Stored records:
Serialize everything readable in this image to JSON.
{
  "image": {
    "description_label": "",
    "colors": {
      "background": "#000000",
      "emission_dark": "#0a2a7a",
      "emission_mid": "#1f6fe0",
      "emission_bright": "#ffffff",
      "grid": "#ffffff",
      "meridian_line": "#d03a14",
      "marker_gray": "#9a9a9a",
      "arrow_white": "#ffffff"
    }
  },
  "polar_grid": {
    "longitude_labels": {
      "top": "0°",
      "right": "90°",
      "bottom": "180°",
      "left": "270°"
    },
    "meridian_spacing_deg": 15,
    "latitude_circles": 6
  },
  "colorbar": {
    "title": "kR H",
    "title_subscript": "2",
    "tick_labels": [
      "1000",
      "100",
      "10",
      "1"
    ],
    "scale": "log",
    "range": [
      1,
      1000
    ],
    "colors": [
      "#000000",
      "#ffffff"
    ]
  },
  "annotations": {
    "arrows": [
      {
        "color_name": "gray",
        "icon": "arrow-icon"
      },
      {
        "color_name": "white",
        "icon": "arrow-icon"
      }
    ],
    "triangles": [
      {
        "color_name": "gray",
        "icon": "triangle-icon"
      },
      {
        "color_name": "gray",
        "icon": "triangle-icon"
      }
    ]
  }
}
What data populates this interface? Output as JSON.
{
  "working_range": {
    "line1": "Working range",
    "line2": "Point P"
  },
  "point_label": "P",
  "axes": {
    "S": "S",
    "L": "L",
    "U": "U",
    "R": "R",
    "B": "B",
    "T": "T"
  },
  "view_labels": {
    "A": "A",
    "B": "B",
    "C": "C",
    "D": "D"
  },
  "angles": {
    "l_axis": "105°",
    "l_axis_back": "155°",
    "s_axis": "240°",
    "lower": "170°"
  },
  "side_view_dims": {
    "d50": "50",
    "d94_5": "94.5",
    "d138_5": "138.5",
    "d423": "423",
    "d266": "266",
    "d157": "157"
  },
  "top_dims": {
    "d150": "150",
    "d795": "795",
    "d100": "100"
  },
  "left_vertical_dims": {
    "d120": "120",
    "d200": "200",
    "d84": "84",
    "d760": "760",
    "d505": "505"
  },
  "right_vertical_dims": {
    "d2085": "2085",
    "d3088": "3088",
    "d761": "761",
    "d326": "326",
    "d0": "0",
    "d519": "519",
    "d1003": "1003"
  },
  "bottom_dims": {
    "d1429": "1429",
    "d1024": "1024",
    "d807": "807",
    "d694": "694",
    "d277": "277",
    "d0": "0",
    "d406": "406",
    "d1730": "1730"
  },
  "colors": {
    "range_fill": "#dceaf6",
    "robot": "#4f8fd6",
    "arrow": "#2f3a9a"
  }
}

Exercise instructions: Word for word, write out the data.

Written response:
Serialize everything readable in this image to JSON.
{
  "image": {
    "description_label": "",
    "colors": {
      "background": "#000000",
      "emission_dark": "#0a2a7a",
      "emission_mid": "#1f6fe0",
      "emission_bright": "#ffffff",
      "grid": "#ffffff",
      "meridian_line": "#d03a14",
      "marker_gray": "#9a9a9a",
      "arrow_white": "#ffffff"
    }
  },
  "polar_grid": {
    "longitude_labels": {
      "top": "0°",
      "right": "90°",
      "bottom": "180°",
      "left": "270°"
    },
    "meridian_spacing_deg": 15,
    "latitude_circles": 6
  },
  "colorbar": {
    "title": "kR H",
    "title_subscript": "2",
    "tick_labels": [
      "1000",
      "100",
      "10",
      "1"
    ],
    "scale": "log",
    "range": [
      1,
      1000
    ],
    "colors": [
      "#000000",
      "#ffffff"
    ]
  },
  "annotations": {
    "arrows": [
      {
        "color_name": "gray",
        "icon": "arrow-icon"
      },
      {
        "color_name": "white",
        "icon": "arrow-icon"
      }
    ],
    "triangles": [
      {
        "color_name": "gray",
        "icon": "triangle-icon"
      },
      {
        "color_name": "gray",
        "icon": "triangle-icon"
      }
    ]
  }
}
What data populates this interface? Output as JSON.
{
  "working_range": {
    "line1": "Working range",
    "line2": "Point P"
  },
  "point_label": "P",
  "axes": {
    "S": "S",
    "L": "L",
    "U": "U",
    "R": "R",
    "B": "B",
    "T": "T"
  },
  "view_labels": {
    "A": "A",
    "B": "B",
    "C": "C",
    "D": "D"
  },
  "angles": {
    "l_axis": "105°",
    "l_axis_back": "155°",
    "s_axis": "240°",
    "lower": "170°"
  },
  "side_view_dims": {
    "d50": "50",
    "d94_5": "94.5",
    "d138_5": "138.5",
    "d423": "423",
    "d266": "266",
    "d157": "157"
  },
  "top_dims": {
    "d150": "150",
    "d795": "795",
    "d100": "100"
  },
  "left_vertical_dims": {
    "d120": "120",
    "d200": "200",
    "d84": "84",
    "d760": "760",
    "d505": "505"
  },
  "right_vertical_dims": {
    "d2085": "2085",
    "d3088": "3088",
    "d761": "761",
    "d326": "326",
    "d0": "0",
    "d519": "519",
    "d1003": "1003"
  },
  "bottom_dims": {
    "d1429": "1429",
    "d1024": "1024",
    "d807": "807",
    "d694": "694",
    "d277": "277",
    "d0": "0",
    "d406": "406",
    "d1730": "1730"
  },
  "colors": {
    "range_fill": "#dceaf6",
    "robot": "#4f8fd6",
    "arrow": "#2f3a9a"
  }
}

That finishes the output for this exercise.